• WORK TO COMPLETE: Repeat each entry as written, dropping any picture you find.

## begin THE DATA

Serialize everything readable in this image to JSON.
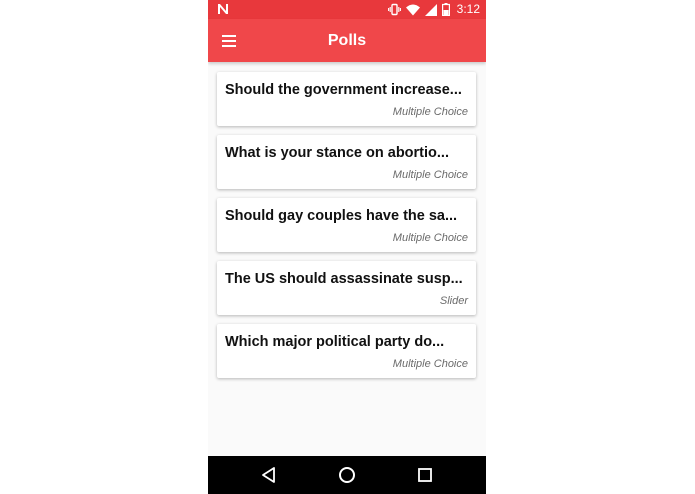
{
  "status_bar": {
    "time": "3:12",
    "icons": [
      "n-notification-icon",
      "vibrate-icon",
      "wifi-icon",
      "signal-icon",
      "battery-icon"
    ],
    "battery_level": 0.5
  },
  "app_bar": {
    "title": "Polls",
    "menu_icon": "hamburger-menu-icon"
  },
  "polls": [
    {
      "title": "Should the government increase...",
      "type": "Multiple Choice"
    },
    {
      "title": "What is your stance on abortio...",
      "type": "Multiple Choice"
    },
    {
      "title": "Should gay couples have the sa...",
      "type": "Multiple Choice"
    },
    {
      "title": "The US should assassinate susp...",
      "type": "Slider"
    },
    {
      "title": "Which major political party do...",
      "type": "Multiple Choice"
    }
  ],
  "nav_bar": {
    "icons": [
      "back-icon",
      "home-icon",
      "recents-icon"
    ]
  },
  "colors": {
    "status_bar": "#e8383c",
    "app_bar": "#f0474a",
    "background": "#fafafa",
    "nav_bar": "#000000"
  }
}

## end THE DATA

• TASK SOLUTION:
Serialize everything readable in this image to JSON.
{
  "status_bar": {
    "time": "3:12",
    "icons": [
      "n-notification-icon",
      "vibrate-icon",
      "wifi-icon",
      "signal-icon",
      "battery-icon"
    ],
    "battery_level": 0.5
  },
  "app_bar": {
    "title": "Polls",
    "menu_icon": "hamburger-menu-icon"
  },
  "polls": [
    {
      "title": "Should the government increase...",
      "type": "Multiple Choice"
    },
    {
      "title": "What is your stance on abortio...",
      "type": "Multiple Choice"
    },
    {
      "title": "Should gay couples have the sa...",
      "type": "Multiple Choice"
    },
    {
      "title": "The US should assassinate susp...",
      "type": "Slider"
    },
    {
      "title": "Which major political party do...",
      "type": "Multiple Choice"
    }
  ],
  "nav_bar": {
    "icons": [
      "back-icon",
      "home-icon",
      "recents-icon"
    ]
  },
  "colors": {
    "status_bar": "#e8383c",
    "app_bar": "#f0474a",
    "background": "#fafafa",
    "nav_bar": "#000000"
  }
}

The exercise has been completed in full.